> _Data to process_
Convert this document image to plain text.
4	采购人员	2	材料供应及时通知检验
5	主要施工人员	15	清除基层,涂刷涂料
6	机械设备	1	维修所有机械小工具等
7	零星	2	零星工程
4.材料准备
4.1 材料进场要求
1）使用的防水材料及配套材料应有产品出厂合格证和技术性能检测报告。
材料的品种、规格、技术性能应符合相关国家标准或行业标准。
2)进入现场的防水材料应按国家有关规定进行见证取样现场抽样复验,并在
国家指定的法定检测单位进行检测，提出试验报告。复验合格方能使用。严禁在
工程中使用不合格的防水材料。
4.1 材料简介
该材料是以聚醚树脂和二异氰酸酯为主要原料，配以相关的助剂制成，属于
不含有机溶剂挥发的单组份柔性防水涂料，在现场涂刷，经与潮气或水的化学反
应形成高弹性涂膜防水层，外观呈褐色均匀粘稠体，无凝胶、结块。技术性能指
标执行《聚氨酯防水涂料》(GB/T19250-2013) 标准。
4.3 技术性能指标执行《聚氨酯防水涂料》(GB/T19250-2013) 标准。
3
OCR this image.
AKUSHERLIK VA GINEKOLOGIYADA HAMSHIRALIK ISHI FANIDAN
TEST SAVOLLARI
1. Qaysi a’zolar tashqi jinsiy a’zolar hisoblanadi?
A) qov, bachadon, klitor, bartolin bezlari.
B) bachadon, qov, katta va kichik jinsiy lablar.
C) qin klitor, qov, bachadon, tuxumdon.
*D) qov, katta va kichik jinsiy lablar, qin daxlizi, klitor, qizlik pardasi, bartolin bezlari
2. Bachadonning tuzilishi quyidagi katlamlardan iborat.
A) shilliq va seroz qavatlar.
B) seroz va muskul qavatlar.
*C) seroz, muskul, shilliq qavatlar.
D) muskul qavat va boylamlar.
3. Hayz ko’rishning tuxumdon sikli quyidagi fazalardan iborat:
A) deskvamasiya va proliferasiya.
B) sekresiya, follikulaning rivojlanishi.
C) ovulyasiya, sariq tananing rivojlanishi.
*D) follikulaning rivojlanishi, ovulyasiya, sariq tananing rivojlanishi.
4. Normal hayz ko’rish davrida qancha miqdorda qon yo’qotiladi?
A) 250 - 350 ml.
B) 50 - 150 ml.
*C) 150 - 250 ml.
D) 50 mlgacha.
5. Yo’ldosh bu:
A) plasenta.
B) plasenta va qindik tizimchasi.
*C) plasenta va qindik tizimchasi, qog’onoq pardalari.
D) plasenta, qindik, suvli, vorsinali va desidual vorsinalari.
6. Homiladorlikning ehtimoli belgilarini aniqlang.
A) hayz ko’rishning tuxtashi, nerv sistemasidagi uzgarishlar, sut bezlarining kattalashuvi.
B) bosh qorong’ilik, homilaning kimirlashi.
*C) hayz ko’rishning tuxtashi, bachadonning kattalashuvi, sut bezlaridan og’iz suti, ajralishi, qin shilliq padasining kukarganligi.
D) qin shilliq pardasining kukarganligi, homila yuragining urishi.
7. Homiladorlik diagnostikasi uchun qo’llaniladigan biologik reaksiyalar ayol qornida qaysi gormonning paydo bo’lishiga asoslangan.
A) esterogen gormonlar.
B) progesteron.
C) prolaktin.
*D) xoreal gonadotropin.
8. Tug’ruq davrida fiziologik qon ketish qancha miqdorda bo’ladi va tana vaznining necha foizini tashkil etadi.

> _What to do_
Gather all lines with the string "image" from the data.

> _Response to the task_
Convert this document image to plain text.
OCR this image.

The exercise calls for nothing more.